**TASK DIRECTIONS**
Count how many lines below contain the word "title", then give that number alone.

**WORKING DATA**
----------

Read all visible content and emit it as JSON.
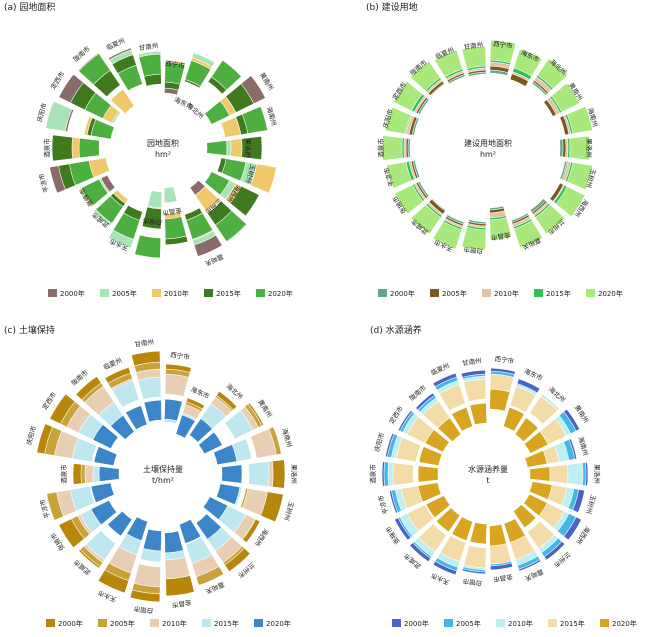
{
  "chart_data": [
    {
      "type": "radial-bar",
      "title": "(a) 园地面积",
      "center_label": "园地面积",
      "unit": "hm²",
      "colors": [
        "#8b6a6a",
        "#a9e3b8",
        "#f0c96a",
        "#3f7a1f",
        "#4caf3f"
      ],
      "series_names": [
        "2000年",
        "2005年",
        "2010年",
        "2015年",
        "2020年"
      ],
      "categories": [
        "西宁市",
        "海东市",
        "海北州",
        "黄南州",
        "海南州",
        "果洛州",
        "玉树州",
        "海西州",
        "兰州市",
        "嘉峪关",
        "金昌市",
        "白银市",
        "天水市",
        "武威市",
        "张掖市",
        "平凉市",
        "酒泉市",
        "庆阳市",
        "定西市",
        "陇南市",
        "临夏州",
        "甘南州"
      ],
      "values": [
        [
          0.35,
          0.42,
          0.48,
          0.4,
          0.46
        ],
        [
          0.0,
          0.6,
          0.55,
          0.5,
          0.52
        ],
        [
          0.0,
          0.0,
          0.65,
          0.6,
          0.66
        ],
        [
          0.74,
          0.52,
          0.42,
          0.61,
          0.34
        ],
        [
          0.64,
          0.55,
          0.43,
          0.59,
          0.66
        ],
        [
          0.36,
          0.38,
          0.48,
          0.59,
          0.24
        ],
        [
          0.42,
          0.57,
          0.75,
          0.39,
          0.44
        ],
        [
          0.35,
          0.5,
          0.61,
          0.67,
          0.34
        ],
        [
          0.28,
          0.74,
          0.37,
          0.59,
          0.73
        ],
        [
          0.74,
          0.62,
          0.57,
          0.5,
          0.56
        ],
        [
          0.15,
          0.15,
          0.46,
          0.57,
          0.51
        ],
        [
          0.25,
          0.24,
          0.4,
          0.41,
          0.7
        ],
        [
          0.57,
          0.65,
          0.55,
          0.47,
          0.56
        ],
        [
          0.46,
          0.54,
          0.42,
          0.47,
          0.51
        ],
        [
          0.42,
          0.49,
          0.53,
          0.51,
          0.51
        ],
        [
          0.75,
          0.56,
          0.38,
          0.66,
          0.55
        ],
        [
          0.67,
          0.53,
          0.54,
          0.71,
          0.44
        ],
        [
          0.77,
          0.79,
          0.4,
          0.37,
          0.33
        ],
        [
          0.76,
          0.35,
          0.37,
          0.63,
          0.47
        ],
        [
          0.75,
          0.65,
          0.31,
          0.56,
          0.74
        ],
        [
          0.65,
          0.63,
          0.53,
          0.58,
          0.47
        ],
        [
          0.53,
          0.57,
          0.49,
          0.44,
          0.54
        ]
      ]
    },
    {
      "type": "radial-bar",
      "title": "(b) 建设用地",
      "center_label": "建设用地面积",
      "unit": "hm²",
      "colors": [
        "#62a88a",
        "#7a5a1e",
        "#e6c2a0",
        "#2fbf5a",
        "#a9e87a"
      ],
      "series_names": [
        "2000年",
        "2005年",
        "2010年",
        "2015年",
        "2020年"
      ],
      "categories": [
        "西宁市",
        "海东市",
        "海北州",
        "黄南州",
        "海南州",
        "果洛州",
        "玉树州",
        "海西州",
        "兰州市",
        "嘉峪关",
        "金昌市",
        "白银市",
        "天水市",
        "武威市",
        "张掖市",
        "平凉市",
        "酒泉市",
        "庆阳市",
        "定西市",
        "陇南市",
        "临夏州",
        "甘南州"
      ],
      "values": [
        [
          0.55,
          0.58,
          0.62,
          0.66,
          0.68
        ],
        [
          0.52,
          0.52,
          0.58,
          0.6,
          0.64
        ],
        [
          0.58,
          0.6,
          0.62,
          0.66,
          0.68
        ],
        [
          0.55,
          0.52,
          0.56,
          0.6,
          0.62
        ],
        [
          0.6,
          0.58,
          0.62,
          0.64,
          0.66
        ],
        [
          0.52,
          0.55,
          0.58,
          0.6,
          0.62
        ],
        [
          0.58,
          0.6,
          0.61,
          0.64,
          0.66
        ],
        [
          0.62,
          0.6,
          0.64,
          0.65,
          0.68
        ],
        [
          0.55,
          0.58,
          0.6,
          0.62,
          0.64
        ],
        [
          0.56,
          0.58,
          0.6,
          0.63,
          0.65
        ],
        [
          0.4,
          0.42,
          0.45,
          0.5,
          0.52
        ],
        [
          0.54,
          0.56,
          0.58,
          0.6,
          0.62
        ],
        [
          0.58,
          0.6,
          0.62,
          0.64,
          0.66
        ],
        [
          0.55,
          0.56,
          0.6,
          0.62,
          0.64
        ],
        [
          0.56,
          0.58,
          0.6,
          0.62,
          0.64
        ],
        [
          0.54,
          0.56,
          0.58,
          0.6,
          0.63
        ],
        [
          0.58,
          0.6,
          0.62,
          0.64,
          0.66
        ],
        [
          0.55,
          0.57,
          0.6,
          0.63,
          0.64
        ],
        [
          0.56,
          0.58,
          0.6,
          0.62,
          0.65
        ],
        [
          0.57,
          0.58,
          0.61,
          0.63,
          0.65
        ],
        [
          0.55,
          0.57,
          0.59,
          0.61,
          0.63
        ],
        [
          0.54,
          0.56,
          0.58,
          0.6,
          0.62
        ]
      ]
    },
    {
      "type": "radial-bar",
      "title": "(c) 土壤保持",
      "center_label": "土壤保持量",
      "unit": "t/hm²",
      "colors": [
        "#b8860b",
        "#c9a33a",
        "#e8cfb3",
        "#bfe7ef",
        "#3a86c8"
      ],
      "series_names": [
        "2000年",
        "2005年",
        "2010年",
        "2015年",
        "2020年"
      ],
      "categories": [
        "西宁市",
        "海东市",
        "海北州",
        "黄南州",
        "海南州",
        "果洛州",
        "玉树州",
        "海西州",
        "兰州市",
        "嘉峪关",
        "金昌市",
        "白银市",
        "天水市",
        "武威市",
        "张掖市",
        "平凉市",
        "酒泉市",
        "庆阳市",
        "定西市",
        "陇南市",
        "临夏州",
        "甘南州"
      ],
      "values": [
        [
          0.7,
          0.65,
          0.6,
          0.32,
          0.35
        ],
        [
          0.4,
          0.36,
          0.33,
          0.24,
          0.22
        ],
        [
          0.6,
          0.55,
          0.53,
          0.45,
          0.27
        ],
        [
          0.72,
          0.7,
          0.66,
          0.6,
          0.26
        ],
        [
          0.8,
          0.8,
          0.75,
          0.5,
          0.35
        ],
        [
          0.82,
          0.7,
          0.7,
          0.66,
          0.39
        ],
        [
          0.82,
          0.64,
          0.66,
          0.4,
          0.38
        ],
        [
          0.68,
          0.62,
          0.63,
          0.52,
          0.32
        ],
        [
          0.78,
          0.7,
          0.67,
          0.53,
          0.39
        ],
        [
          0.76,
          0.77,
          0.68,
          0.54,
          0.33
        ],
        [
          0.82,
          0.56,
          0.65,
          0.46,
          0.39
        ],
        [
          0.88,
          0.8,
          0.73,
          0.48,
          0.37
        ],
        [
          0.85,
          0.72,
          0.64,
          0.45,
          0.3
        ],
        [
          0.74,
          0.72,
          0.67,
          0.64,
          0.35
        ],
        [
          0.76,
          0.62,
          0.55,
          0.52,
          0.4
        ],
        [
          0.74,
          0.78,
          0.68,
          0.54,
          0.33
        ],
        [
          0.5,
          0.42,
          0.38,
          0.3,
          0.24
        ],
        [
          0.88,
          0.8,
          0.7,
          0.52,
          0.3
        ],
        [
          0.86,
          0.74,
          0.67,
          0.54,
          0.38
        ],
        [
          0.78,
          0.7,
          0.66,
          0.47,
          0.31
        ],
        [
          0.72,
          0.66,
          0.6,
          0.58,
          0.32
        ],
        [
          0.83,
          0.72,
          0.65,
          0.57,
          0.34
        ]
      ]
    },
    {
      "type": "radial-bar",
      "title": "(d) 水源涵养",
      "center_label": "水源涵养量",
      "unit": "t",
      "colors": [
        "#4a63c9",
        "#44b8e4",
        "#bfeef3",
        "#f4dca8",
        "#d9a520"
      ],
      "series_names": [
        "2000年",
        "2005年",
        "2010年",
        "2015年",
        "2020年"
      ],
      "categories": [
        "西宁市",
        "海东市",
        "海北州",
        "黄南州",
        "海南州",
        "果洛州",
        "玉树州",
        "海西州",
        "兰州市",
        "嘉峪关",
        "金昌市",
        "白银市",
        "天水市",
        "武威市",
        "张掖市",
        "平凉市",
        "酒泉市",
        "庆阳市",
        "定西市",
        "陇南市",
        "临夏州",
        "甘南州"
      ],
      "values": [
        [
          0.66,
          0.63,
          0.58,
          0.6,
          0.45
        ],
        [
          0.6,
          0.55,
          0.54,
          0.52,
          0.3
        ],
        [
          0.56,
          0.56,
          0.55,
          0.54,
          0.28
        ],
        [
          0.62,
          0.58,
          0.52,
          0.47,
          0.27
        ],
        [
          0.5,
          0.48,
          0.42,
          0.32,
          0.2
        ],
        [
          0.6,
          0.58,
          0.55,
          0.4,
          0.22
        ],
        [
          0.58,
          0.52,
          0.47,
          0.4,
          0.25
        ],
        [
          0.64,
          0.58,
          0.5,
          0.45,
          0.26
        ],
        [
          0.64,
          0.6,
          0.55,
          0.5,
          0.25
        ],
        [
          0.62,
          0.6,
          0.56,
          0.5,
          0.32
        ],
        [
          0.56,
          0.52,
          0.5,
          0.5,
          0.32
        ],
        [
          0.6,
          0.58,
          0.56,
          0.54,
          0.3
        ],
        [
          0.66,
          0.62,
          0.58,
          0.52,
          0.3
        ],
        [
          0.66,
          0.62,
          0.6,
          0.54,
          0.3
        ],
        [
          0.64,
          0.6,
          0.58,
          0.5,
          0.29
        ],
        [
          0.6,
          0.58,
          0.54,
          0.48,
          0.31
        ],
        [
          0.66,
          0.64,
          0.6,
          0.55,
          0.3
        ],
        [
          0.64,
          0.62,
          0.58,
          0.53,
          0.3
        ],
        [
          0.6,
          0.58,
          0.55,
          0.5,
          0.3
        ],
        [
          0.58,
          0.55,
          0.52,
          0.48,
          0.28
        ],
        [
          0.66,
          0.62,
          0.58,
          0.54,
          0.3
        ],
        [
          0.64,
          0.6,
          0.58,
          0.55,
          0.31
        ]
      ]
    }
  ]
}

----------

**SOLUTION**
4